------ Records for the exercise ------
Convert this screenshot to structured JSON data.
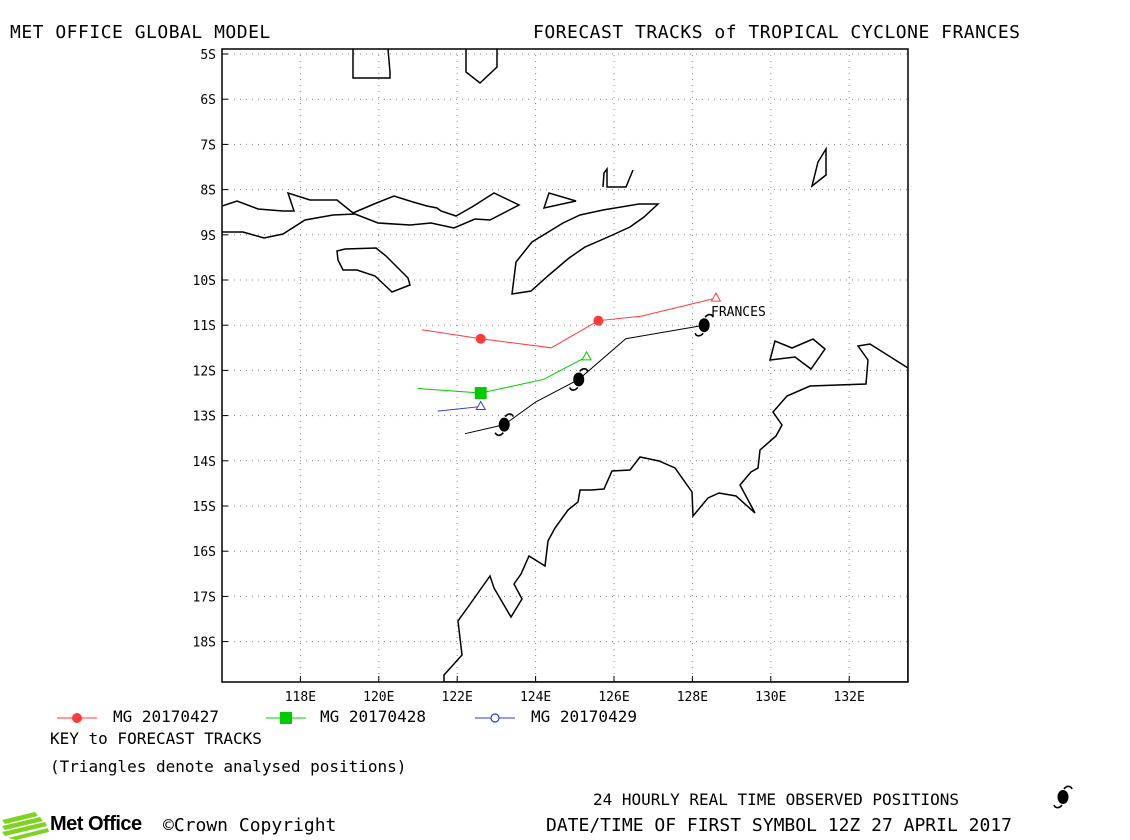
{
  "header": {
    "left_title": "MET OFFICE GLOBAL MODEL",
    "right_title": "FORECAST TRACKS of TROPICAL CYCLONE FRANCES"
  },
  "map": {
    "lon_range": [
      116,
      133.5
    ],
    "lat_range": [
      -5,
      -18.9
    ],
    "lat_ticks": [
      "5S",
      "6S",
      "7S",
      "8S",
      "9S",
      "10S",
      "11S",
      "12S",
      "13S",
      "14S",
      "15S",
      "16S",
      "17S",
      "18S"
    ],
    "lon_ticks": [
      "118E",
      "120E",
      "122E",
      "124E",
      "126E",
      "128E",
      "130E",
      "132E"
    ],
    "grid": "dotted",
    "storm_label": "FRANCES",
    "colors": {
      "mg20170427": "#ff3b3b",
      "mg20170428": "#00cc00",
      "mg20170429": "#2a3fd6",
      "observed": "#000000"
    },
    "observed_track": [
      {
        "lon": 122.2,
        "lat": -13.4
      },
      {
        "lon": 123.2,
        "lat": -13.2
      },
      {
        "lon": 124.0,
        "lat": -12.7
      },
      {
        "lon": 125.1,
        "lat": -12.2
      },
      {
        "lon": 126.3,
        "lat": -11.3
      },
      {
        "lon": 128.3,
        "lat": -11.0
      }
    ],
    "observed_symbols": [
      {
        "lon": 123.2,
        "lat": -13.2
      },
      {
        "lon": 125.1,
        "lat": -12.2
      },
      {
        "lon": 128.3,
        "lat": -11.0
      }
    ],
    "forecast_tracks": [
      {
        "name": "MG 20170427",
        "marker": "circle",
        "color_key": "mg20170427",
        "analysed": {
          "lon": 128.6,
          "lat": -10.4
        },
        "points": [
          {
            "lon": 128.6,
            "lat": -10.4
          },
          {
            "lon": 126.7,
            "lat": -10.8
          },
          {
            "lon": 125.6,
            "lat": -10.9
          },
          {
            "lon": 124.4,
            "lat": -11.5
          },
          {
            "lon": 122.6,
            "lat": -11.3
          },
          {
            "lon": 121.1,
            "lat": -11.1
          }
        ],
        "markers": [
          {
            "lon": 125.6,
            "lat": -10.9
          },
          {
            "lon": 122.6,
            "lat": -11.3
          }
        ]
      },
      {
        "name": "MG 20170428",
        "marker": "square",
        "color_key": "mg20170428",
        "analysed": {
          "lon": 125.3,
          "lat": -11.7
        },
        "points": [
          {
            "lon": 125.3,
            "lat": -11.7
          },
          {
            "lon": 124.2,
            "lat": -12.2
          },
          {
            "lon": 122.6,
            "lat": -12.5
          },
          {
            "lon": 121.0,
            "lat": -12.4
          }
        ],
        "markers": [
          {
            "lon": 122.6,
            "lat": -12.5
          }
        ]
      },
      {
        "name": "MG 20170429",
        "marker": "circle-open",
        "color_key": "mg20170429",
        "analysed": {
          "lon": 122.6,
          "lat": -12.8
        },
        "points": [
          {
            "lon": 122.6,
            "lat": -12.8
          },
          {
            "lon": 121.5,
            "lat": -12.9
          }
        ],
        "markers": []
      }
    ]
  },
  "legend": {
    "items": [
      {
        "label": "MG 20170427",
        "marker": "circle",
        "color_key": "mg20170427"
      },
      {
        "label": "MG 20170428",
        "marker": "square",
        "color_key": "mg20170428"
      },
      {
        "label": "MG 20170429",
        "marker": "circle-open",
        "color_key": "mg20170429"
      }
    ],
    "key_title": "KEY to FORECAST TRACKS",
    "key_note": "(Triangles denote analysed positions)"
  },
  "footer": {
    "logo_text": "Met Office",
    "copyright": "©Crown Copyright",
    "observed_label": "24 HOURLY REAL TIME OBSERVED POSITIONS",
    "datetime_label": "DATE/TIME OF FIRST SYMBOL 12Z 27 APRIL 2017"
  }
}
------
Directions for this task:
Take the entries shown above and quote them verbatim, passing over the pictures.

Task response:
Convert this screenshot to structured JSON data.
{
  "header": {
    "left_title": "MET OFFICE GLOBAL MODEL",
    "right_title": "FORECAST TRACKS of TROPICAL CYCLONE FRANCES"
  },
  "map": {
    "lon_range": [
      116,
      133.5
    ],
    "lat_range": [
      -5,
      -18.9
    ],
    "lat_ticks": [
      "5S",
      "6S",
      "7S",
      "8S",
      "9S",
      "10S",
      "11S",
      "12S",
      "13S",
      "14S",
      "15S",
      "16S",
      "17S",
      "18S"
    ],
    "lon_ticks": [
      "118E",
      "120E",
      "122E",
      "124E",
      "126E",
      "128E",
      "130E",
      "132E"
    ],
    "grid": "dotted",
    "storm_label": "FRANCES",
    "colors": {
      "mg20170427": "#ff3b3b",
      "mg20170428": "#00cc00",
      "mg20170429": "#2a3fd6",
      "observed": "#000000"
    },
    "observed_track": [
      {
        "lon": 122.2,
        "lat": -13.4
      },
      {
        "lon": 123.2,
        "lat": -13.2
      },
      {
        "lon": 124.0,
        "lat": -12.7
      },
      {
        "lon": 125.1,
        "lat": -12.2
      },
      {
        "lon": 126.3,
        "lat": -11.3
      },
      {
        "lon": 128.3,
        "lat": -11.0
      }
    ],
    "observed_symbols": [
      {
        "lon": 123.2,
        "lat": -13.2
      },
      {
        "lon": 125.1,
        "lat": -12.2
      },
      {
        "lon": 128.3,
        "lat": -11.0
      }
    ],
    "forecast_tracks": [
      {
        "name": "MG 20170427",
        "marker": "circle",
        "color_key": "mg20170427",
        "analysed": {
          "lon": 128.6,
          "lat": -10.4
        },
        "points": [
          {
            "lon": 128.6,
            "lat": -10.4
          },
          {
            "lon": 126.7,
            "lat": -10.8
          },
          {
            "lon": 125.6,
            "lat": -10.9
          },
          {
            "lon": 124.4,
            "lat": -11.5
          },
          {
            "lon": 122.6,
            "lat": -11.3
          },
          {
            "lon": 121.1,
            "lat": -11.1
          }
        ],
        "markers": [
          {
            "lon": 125.6,
            "lat": -10.9
          },
          {
            "lon": 122.6,
            "lat": -11.3
          }
        ]
      },
      {
        "name": "MG 20170428",
        "marker": "square",
        "color_key": "mg20170428",
        "analysed": {
          "lon": 125.3,
          "lat": -11.7
        },
        "points": [
          {
            "lon": 125.3,
            "lat": -11.7
          },
          {
            "lon": 124.2,
            "lat": -12.2
          },
          {
            "lon": 122.6,
            "lat": -12.5
          },
          {
            "lon": 121.0,
            "lat": -12.4
          }
        ],
        "markers": [
          {
            "lon": 122.6,
            "lat": -12.5
          }
        ]
      },
      {
        "name": "MG 20170429",
        "marker": "circle-open",
        "color_key": "mg20170429",
        "analysed": {
          "lon": 122.6,
          "lat": -12.8
        },
        "points": [
          {
            "lon": 122.6,
            "lat": -12.8
          },
          {
            "lon": 121.5,
            "lat": -12.9
          }
        ],
        "markers": []
      }
    ]
  },
  "legend": {
    "items": [
      {
        "label": "MG 20170427",
        "marker": "circle",
        "color_key": "mg20170427"
      },
      {
        "label": "MG 20170428",
        "marker": "square",
        "color_key": "mg20170428"
      },
      {
        "label": "MG 20170429",
        "marker": "circle-open",
        "color_key": "mg20170429"
      }
    ],
    "key_title": "KEY to FORECAST TRACKS",
    "key_note": "(Triangles denote analysed positions)"
  },
  "footer": {
    "logo_text": "Met Office",
    "copyright": "©Crown Copyright",
    "observed_label": "24 HOURLY REAL TIME OBSERVED POSITIONS",
    "datetime_label": "DATE/TIME OF FIRST SYMBOL 12Z 27 APRIL 2017"
  }
}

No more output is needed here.